THE TASK — Write out every single entry exactly.
-- Begin --
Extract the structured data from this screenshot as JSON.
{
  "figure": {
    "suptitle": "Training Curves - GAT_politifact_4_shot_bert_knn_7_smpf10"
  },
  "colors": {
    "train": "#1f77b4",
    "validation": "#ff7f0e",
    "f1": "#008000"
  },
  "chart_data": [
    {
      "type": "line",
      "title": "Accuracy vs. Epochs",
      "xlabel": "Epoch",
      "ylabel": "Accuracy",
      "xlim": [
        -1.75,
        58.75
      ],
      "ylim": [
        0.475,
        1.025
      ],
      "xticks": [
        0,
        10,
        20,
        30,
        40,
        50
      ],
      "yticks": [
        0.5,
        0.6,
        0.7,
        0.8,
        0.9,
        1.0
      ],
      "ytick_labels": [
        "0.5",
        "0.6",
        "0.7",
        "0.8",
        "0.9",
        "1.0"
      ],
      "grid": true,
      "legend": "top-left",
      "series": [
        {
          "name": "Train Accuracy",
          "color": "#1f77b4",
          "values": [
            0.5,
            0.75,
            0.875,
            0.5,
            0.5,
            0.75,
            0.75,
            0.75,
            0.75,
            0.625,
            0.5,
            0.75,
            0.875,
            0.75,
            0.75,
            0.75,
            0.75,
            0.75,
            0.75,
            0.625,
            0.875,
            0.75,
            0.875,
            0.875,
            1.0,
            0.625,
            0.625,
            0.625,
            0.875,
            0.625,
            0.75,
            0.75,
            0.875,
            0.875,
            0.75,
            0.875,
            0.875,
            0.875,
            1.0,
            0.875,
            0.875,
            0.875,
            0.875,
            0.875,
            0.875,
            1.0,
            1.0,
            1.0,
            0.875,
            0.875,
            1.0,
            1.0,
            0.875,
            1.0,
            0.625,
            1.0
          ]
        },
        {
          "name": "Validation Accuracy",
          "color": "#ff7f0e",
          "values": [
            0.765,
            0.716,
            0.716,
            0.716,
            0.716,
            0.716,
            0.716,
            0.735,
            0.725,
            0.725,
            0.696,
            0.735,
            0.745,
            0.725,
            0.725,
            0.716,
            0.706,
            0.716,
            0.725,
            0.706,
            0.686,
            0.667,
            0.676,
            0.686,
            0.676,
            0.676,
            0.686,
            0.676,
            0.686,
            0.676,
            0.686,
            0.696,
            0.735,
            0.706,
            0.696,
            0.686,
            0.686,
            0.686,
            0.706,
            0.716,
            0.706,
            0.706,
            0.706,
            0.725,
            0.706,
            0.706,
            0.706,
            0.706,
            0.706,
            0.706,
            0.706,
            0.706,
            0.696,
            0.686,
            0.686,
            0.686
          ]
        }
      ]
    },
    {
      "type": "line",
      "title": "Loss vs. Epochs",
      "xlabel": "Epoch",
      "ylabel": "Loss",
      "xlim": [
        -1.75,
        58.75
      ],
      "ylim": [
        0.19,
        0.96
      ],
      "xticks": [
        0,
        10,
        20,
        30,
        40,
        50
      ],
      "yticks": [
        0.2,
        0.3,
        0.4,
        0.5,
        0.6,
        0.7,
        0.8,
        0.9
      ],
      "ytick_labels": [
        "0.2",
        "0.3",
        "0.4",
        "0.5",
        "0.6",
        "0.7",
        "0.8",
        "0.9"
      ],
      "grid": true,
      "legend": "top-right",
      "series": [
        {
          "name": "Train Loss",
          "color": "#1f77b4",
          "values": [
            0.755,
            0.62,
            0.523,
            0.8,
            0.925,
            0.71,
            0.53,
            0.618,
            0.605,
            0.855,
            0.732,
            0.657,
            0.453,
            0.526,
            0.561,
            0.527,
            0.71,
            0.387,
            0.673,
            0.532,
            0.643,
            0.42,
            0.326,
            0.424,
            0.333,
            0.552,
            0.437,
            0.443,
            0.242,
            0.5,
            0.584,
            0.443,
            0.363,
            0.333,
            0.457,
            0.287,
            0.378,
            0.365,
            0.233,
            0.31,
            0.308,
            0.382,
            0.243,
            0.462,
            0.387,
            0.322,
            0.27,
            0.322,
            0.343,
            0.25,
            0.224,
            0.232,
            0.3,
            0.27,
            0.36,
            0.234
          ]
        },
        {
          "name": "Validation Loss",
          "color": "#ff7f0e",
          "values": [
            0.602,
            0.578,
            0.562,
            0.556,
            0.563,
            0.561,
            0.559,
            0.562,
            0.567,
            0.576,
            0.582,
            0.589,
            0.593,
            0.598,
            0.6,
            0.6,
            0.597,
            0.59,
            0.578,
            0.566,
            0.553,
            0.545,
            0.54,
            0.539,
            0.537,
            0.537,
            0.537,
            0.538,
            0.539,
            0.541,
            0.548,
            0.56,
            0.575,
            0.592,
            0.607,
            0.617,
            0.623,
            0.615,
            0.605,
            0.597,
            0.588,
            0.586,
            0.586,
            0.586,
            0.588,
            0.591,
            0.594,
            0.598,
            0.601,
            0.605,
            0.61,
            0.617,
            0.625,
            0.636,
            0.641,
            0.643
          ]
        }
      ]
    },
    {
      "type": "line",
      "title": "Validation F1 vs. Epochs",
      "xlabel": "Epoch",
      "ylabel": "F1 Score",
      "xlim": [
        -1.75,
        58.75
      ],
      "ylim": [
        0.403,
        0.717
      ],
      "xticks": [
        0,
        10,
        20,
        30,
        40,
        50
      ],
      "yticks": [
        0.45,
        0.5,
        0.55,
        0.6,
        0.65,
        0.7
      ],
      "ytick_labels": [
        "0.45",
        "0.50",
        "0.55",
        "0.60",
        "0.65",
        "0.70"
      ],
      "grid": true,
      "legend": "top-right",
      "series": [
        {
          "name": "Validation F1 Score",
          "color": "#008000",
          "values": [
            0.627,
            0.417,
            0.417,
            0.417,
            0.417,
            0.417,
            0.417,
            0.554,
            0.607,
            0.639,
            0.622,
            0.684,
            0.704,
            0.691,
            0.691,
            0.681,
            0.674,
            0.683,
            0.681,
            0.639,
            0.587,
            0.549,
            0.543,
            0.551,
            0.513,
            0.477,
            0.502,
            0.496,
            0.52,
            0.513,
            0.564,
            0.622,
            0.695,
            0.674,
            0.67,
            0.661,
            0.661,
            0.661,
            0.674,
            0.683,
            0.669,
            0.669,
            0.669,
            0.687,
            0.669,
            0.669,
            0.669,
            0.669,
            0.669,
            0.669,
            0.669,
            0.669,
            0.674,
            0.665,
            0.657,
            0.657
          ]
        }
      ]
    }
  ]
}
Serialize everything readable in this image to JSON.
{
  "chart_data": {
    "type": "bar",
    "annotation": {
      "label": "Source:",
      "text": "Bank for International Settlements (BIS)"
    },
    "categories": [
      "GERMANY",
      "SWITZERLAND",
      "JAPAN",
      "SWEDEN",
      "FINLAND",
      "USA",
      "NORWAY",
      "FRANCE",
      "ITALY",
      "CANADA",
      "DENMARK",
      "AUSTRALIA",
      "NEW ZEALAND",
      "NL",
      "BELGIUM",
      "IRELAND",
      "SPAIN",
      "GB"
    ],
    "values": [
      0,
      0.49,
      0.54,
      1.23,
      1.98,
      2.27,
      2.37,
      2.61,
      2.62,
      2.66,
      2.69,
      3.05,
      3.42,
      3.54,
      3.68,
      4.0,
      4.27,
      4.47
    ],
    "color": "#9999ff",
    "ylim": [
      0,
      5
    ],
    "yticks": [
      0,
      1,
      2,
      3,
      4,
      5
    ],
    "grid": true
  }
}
-- End --
REPLY TO THE TASK —
Extract the structured data from this screenshot as JSON.
{
  "figure": {
    "suptitle": "Training Curves - GAT_politifact_4_shot_bert_knn_7_smpf10"
  },
  "colors": {
    "train": "#1f77b4",
    "validation": "#ff7f0e",
    "f1": "#008000"
  },
  "chart_data": [
    {
      "type": "line",
      "title": "Accuracy vs. Epochs",
      "xlabel": "Epoch",
      "ylabel": "Accuracy",
      "xlim": [
        -1.75,
        58.75
      ],
      "ylim": [
        0.475,
        1.025
      ],
      "xticks": [
        0,
        10,
        20,
        30,
        40,
        50
      ],
      "yticks": [
        0.5,
        0.6,
        0.7,
        0.8,
        0.9,
        1.0
      ],
      "ytick_labels": [
        "0.5",
        "0.6",
        "0.7",
        "0.8",
        "0.9",
        "1.0"
      ],
      "grid": true,
      "legend": "top-left",
      "series": [
        {
          "name": "Train Accuracy",
          "color": "#1f77b4",
          "values": [
            0.5,
            0.75,
            0.875,
            0.5,
            0.5,
            0.75,
            0.75,
            0.75,
            0.75,
            0.625,
            0.5,
            0.75,
            0.875,
            0.75,
            0.75,
            0.75,
            0.75,
            0.75,
            0.75,
            0.625,
            0.875,
            0.75,
            0.875,
            0.875,
            1.0,
            0.625,
            0.625,
            0.625,
            0.875,
            0.625,
            0.75,
            0.75,
            0.875,
            0.875,
            0.75,
            0.875,
            0.875,
            0.875,
            1.0,
            0.875,
            0.875,
            0.875,
            0.875,
            0.875,
            0.875,
            1.0,
            1.0,
            1.0,
            0.875,
            0.875,
            1.0,
            1.0,
            0.875,
            1.0,
            0.625,
            1.0
          ]
        },
        {
          "name": "Validation Accuracy",
          "color": "#ff7f0e",
          "values": [
            0.765,
            0.716,
            0.716,
            0.716,
            0.716,
            0.716,
            0.716,
            0.735,
            0.725,
            0.725,
            0.696,
            0.735,
            0.745,
            0.725,
            0.725,
            0.716,
            0.706,
            0.716,
            0.725,
            0.706,
            0.686,
            0.667,
            0.676,
            0.686,
            0.676,
            0.676,
            0.686,
            0.676,
            0.686,
            0.676,
            0.686,
            0.696,
            0.735,
            0.706,
            0.696,
            0.686,
            0.686,
            0.686,
            0.706,
            0.716,
            0.706,
            0.706,
            0.706,
            0.725,
            0.706,
            0.706,
            0.706,
            0.706,
            0.706,
            0.706,
            0.706,
            0.706,
            0.696,
            0.686,
            0.686,
            0.686
          ]
        }
      ]
    },
    {
      "type": "line",
      "title": "Loss vs. Epochs",
      "xlabel": "Epoch",
      "ylabel": "Loss",
      "xlim": [
        -1.75,
        58.75
      ],
      "ylim": [
        0.19,
        0.96
      ],
      "xticks": [
        0,
        10,
        20,
        30,
        40,
        50
      ],
      "yticks": [
        0.2,
        0.3,
        0.4,
        0.5,
        0.6,
        0.7,
        0.8,
        0.9
      ],
      "ytick_labels": [
        "0.2",
        "0.3",
        "0.4",
        "0.5",
        "0.6",
        "0.7",
        "0.8",
        "0.9"
      ],
      "grid": true,
      "legend": "top-right",
      "series": [
        {
          "name": "Train Loss",
          "color": "#1f77b4",
          "values": [
            0.755,
            0.62,
            0.523,
            0.8,
            0.925,
            0.71,
            0.53,
            0.618,
            0.605,
            0.855,
            0.732,
            0.657,
            0.453,
            0.526,
            0.561,
            0.527,
            0.71,
            0.387,
            0.673,
            0.532,
            0.643,
            0.42,
            0.326,
            0.424,
            0.333,
            0.552,
            0.437,
            0.443,
            0.242,
            0.5,
            0.584,
            0.443,
            0.363,
            0.333,
            0.457,
            0.287,
            0.378,
            0.365,
            0.233,
            0.31,
            0.308,
            0.382,
            0.243,
            0.462,
            0.387,
            0.322,
            0.27,
            0.322,
            0.343,
            0.25,
            0.224,
            0.232,
            0.3,
            0.27,
            0.36,
            0.234
          ]
        },
        {
          "name": "Validation Loss",
          "color": "#ff7f0e",
          "values": [
            0.602,
            0.578,
            0.562,
            0.556,
            0.563,
            0.561,
            0.559,
            0.562,
            0.567,
            0.576,
            0.582,
            0.589,
            0.593,
            0.598,
            0.6,
            0.6,
            0.597,
            0.59,
            0.578,
            0.566,
            0.553,
            0.545,
            0.54,
            0.539,
            0.537,
            0.537,
            0.537,
            0.538,
            0.539,
            0.541,
            0.548,
            0.56,
            0.575,
            0.592,
            0.607,
            0.617,
            0.623,
            0.615,
            0.605,
            0.597,
            0.588,
            0.586,
            0.586,
            0.586,
            0.588,
            0.591,
            0.594,
            0.598,
            0.601,
            0.605,
            0.61,
            0.617,
            0.625,
            0.636,
            0.641,
            0.643
          ]
        }
      ]
    },
    {
      "type": "line",
      "title": "Validation F1 vs. Epochs",
      "xlabel": "Epoch",
      "ylabel": "F1 Score",
      "xlim": [
        -1.75,
        58.75
      ],
      "ylim": [
        0.403,
        0.717
      ],
      "xticks": [
        0,
        10,
        20,
        30,
        40,
        50
      ],
      "yticks": [
        0.45,
        0.5,
        0.55,
        0.6,
        0.65,
        0.7
      ],
      "ytick_labels": [
        "0.45",
        "0.50",
        "0.55",
        "0.60",
        "0.65",
        "0.70"
      ],
      "grid": true,
      "legend": "top-right",
      "series": [
        {
          "name": "Validation F1 Score",
          "color": "#008000",
          "values": [
            0.627,
            0.417,
            0.417,
            0.417,
            0.417,
            0.417,
            0.417,
            0.554,
            0.607,
            0.639,
            0.622,
            0.684,
            0.704,
            0.691,
            0.691,
            0.681,
            0.674,
            0.683,
            0.681,
            0.639,
            0.587,
            0.549,
            0.543,
            0.551,
            0.513,
            0.477,
            0.502,
            0.496,
            0.52,
            0.513,
            0.564,
            0.622,
            0.695,
            0.674,
            0.67,
            0.661,
            0.661,
            0.661,
            0.674,
            0.683,
            0.669,
            0.669,
            0.669,
            0.687,
            0.669,
            0.669,
            0.669,
            0.669,
            0.669,
            0.669,
            0.669,
            0.669,
            0.674,
            0.665,
            0.657,
            0.657
          ]
        }
      ]
    }
  ]
}
Serialize everything readable in this image to JSON.
{
  "chart_data": {
    "type": "bar",
    "annotation": {
      "label": "Source:",
      "text": "Bank for International Settlements (BIS)"
    },
    "categories": [
      "GERMANY",
      "SWITZERLAND",
      "JAPAN",
      "SWEDEN",
      "FINLAND",
      "USA",
      "NORWAY",
      "FRANCE",
      "ITALY",
      "CANADA",
      "DENMARK",
      "AUSTRALIA",
      "NEW ZEALAND",
      "NL",
      "BELGIUM",
      "IRELAND",
      "SPAIN",
      "GB"
    ],
    "values": [
      0,
      0.49,
      0.54,
      1.23,
      1.98,
      2.27,
      2.37,
      2.61,
      2.62,
      2.66,
      2.69,
      3.05,
      3.42,
      3.54,
      3.68,
      4.0,
      4.27,
      4.47
    ],
    "color": "#9999ff",
    "ylim": [
      0,
      5
    ],
    "yticks": [
      0,
      1,
      2,
      3,
      4,
      5
    ],
    "grid": true
  }
}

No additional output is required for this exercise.